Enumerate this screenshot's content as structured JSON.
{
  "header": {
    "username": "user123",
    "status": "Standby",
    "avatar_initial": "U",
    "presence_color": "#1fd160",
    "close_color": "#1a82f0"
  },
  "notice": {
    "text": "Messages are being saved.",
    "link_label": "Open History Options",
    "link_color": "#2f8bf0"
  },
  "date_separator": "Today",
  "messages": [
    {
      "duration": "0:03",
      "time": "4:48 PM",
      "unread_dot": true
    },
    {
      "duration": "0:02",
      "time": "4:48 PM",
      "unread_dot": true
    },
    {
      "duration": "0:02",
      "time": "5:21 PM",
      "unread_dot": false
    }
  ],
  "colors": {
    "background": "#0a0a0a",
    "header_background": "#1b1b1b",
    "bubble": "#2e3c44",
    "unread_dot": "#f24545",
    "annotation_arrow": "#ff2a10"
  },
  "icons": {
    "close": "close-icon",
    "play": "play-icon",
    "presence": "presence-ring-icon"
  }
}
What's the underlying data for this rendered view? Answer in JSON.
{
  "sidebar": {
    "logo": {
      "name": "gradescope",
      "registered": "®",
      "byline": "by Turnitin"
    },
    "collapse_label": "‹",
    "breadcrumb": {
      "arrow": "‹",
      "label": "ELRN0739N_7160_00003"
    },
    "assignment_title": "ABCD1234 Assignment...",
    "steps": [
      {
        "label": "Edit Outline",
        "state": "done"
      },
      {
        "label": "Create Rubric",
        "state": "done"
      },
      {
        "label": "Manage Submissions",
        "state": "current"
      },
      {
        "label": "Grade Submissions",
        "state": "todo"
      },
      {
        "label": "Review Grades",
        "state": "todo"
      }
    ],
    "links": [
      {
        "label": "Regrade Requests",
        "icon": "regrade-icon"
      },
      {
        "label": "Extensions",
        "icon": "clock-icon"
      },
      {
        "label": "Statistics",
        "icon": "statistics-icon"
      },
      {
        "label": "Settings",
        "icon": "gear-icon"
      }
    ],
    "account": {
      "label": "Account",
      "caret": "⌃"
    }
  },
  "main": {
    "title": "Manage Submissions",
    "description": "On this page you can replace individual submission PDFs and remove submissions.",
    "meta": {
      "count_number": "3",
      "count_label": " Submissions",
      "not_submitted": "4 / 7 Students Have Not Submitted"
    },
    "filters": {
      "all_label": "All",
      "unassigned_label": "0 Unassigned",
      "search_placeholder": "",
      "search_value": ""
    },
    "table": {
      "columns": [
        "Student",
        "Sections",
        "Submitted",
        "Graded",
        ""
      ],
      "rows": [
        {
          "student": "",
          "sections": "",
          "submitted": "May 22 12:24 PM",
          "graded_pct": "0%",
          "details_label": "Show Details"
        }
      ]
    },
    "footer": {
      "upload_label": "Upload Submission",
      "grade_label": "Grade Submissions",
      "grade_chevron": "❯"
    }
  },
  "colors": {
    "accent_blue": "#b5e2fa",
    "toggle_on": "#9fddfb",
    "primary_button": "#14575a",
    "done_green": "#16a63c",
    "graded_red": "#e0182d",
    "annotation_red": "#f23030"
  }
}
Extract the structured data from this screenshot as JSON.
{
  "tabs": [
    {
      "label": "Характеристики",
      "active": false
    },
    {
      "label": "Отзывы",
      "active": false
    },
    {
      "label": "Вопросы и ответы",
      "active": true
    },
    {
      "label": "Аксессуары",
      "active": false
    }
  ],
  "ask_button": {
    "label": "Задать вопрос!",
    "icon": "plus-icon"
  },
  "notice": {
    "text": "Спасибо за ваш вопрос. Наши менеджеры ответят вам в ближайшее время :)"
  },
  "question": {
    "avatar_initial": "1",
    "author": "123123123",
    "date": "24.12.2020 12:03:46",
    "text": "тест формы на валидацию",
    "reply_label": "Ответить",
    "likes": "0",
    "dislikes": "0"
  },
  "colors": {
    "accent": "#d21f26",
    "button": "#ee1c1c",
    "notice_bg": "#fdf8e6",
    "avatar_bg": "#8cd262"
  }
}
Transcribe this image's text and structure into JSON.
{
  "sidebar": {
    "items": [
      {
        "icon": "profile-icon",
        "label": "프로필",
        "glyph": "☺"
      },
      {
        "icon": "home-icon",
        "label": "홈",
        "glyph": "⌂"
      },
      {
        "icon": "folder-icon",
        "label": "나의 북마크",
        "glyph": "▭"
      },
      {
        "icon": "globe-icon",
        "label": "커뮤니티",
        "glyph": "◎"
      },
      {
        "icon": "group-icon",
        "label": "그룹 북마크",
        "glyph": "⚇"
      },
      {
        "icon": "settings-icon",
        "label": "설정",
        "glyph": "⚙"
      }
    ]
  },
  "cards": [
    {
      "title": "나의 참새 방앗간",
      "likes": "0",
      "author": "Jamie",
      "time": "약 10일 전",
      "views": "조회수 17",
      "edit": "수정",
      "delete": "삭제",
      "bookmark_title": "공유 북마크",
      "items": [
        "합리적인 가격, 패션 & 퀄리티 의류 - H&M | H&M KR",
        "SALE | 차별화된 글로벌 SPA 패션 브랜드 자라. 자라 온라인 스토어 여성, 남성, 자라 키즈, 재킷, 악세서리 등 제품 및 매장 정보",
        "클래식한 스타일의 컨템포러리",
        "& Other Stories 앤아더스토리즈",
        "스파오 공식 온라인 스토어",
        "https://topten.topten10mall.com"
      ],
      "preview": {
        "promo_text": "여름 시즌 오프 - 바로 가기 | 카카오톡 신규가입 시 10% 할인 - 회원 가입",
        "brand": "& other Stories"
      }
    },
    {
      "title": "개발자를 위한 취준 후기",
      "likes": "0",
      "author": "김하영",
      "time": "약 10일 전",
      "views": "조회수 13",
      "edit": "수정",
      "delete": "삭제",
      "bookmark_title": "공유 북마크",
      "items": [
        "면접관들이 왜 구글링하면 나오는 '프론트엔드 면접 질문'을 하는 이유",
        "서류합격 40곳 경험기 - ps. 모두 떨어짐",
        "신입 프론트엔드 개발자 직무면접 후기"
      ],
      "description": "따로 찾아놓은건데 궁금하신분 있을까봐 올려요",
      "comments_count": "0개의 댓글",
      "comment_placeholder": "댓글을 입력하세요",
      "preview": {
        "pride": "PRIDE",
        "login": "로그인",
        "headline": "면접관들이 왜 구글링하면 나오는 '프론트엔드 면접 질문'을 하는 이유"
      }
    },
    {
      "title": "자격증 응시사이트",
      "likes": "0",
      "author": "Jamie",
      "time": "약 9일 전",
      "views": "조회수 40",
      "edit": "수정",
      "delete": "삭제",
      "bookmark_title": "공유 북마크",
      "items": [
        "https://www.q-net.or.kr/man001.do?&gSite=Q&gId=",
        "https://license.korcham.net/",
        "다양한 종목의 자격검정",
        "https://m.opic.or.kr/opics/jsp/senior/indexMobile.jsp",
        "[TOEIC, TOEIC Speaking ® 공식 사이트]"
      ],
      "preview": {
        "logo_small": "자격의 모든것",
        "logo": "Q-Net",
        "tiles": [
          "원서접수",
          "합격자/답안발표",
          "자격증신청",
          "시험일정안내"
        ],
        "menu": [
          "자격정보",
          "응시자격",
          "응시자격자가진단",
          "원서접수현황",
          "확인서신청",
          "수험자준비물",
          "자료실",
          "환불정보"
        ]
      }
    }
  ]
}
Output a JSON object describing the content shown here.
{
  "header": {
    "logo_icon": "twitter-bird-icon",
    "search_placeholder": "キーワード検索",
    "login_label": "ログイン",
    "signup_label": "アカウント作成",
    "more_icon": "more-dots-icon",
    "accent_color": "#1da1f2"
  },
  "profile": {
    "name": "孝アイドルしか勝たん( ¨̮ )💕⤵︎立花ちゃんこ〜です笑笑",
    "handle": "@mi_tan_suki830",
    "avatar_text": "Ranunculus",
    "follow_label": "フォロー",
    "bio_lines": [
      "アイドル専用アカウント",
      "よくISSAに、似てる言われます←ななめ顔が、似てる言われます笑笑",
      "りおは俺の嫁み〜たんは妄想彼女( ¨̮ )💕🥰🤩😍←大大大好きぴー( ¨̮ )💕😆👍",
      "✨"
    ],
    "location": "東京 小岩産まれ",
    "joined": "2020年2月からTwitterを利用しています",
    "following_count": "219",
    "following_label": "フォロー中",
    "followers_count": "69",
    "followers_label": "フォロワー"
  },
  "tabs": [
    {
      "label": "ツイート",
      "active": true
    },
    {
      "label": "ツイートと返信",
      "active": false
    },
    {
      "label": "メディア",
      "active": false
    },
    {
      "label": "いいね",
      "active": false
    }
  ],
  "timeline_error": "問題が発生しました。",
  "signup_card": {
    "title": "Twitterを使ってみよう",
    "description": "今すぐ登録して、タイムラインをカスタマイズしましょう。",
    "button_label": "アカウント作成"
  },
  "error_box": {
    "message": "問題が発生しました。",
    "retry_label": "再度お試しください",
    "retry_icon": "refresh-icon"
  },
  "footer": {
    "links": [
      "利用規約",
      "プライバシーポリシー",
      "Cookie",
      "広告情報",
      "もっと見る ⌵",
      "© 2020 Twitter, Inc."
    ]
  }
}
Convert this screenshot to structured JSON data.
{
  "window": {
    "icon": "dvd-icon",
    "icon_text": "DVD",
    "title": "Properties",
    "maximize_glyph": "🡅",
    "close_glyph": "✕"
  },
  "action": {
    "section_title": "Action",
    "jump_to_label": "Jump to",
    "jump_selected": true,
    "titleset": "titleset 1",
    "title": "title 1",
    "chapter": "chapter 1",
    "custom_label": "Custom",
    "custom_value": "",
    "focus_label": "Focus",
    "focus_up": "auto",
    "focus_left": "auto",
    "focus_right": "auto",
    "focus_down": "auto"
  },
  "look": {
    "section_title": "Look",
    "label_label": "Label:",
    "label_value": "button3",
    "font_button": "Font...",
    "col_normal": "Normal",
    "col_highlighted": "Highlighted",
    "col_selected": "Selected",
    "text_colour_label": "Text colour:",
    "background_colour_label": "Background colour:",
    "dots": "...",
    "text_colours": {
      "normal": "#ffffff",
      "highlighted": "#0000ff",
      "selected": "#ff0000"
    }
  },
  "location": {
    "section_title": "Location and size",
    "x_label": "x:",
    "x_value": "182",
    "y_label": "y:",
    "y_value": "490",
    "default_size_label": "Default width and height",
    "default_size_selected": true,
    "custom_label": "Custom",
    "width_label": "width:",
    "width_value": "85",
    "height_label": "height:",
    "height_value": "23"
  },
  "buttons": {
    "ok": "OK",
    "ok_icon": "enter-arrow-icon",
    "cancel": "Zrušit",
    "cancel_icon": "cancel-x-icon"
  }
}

=-=-=-=-=

- **PROBLEM TO SOLVE**
Tell how many lines of the data include the word "screenshot", and nothing else.

- **THE RESULT**
3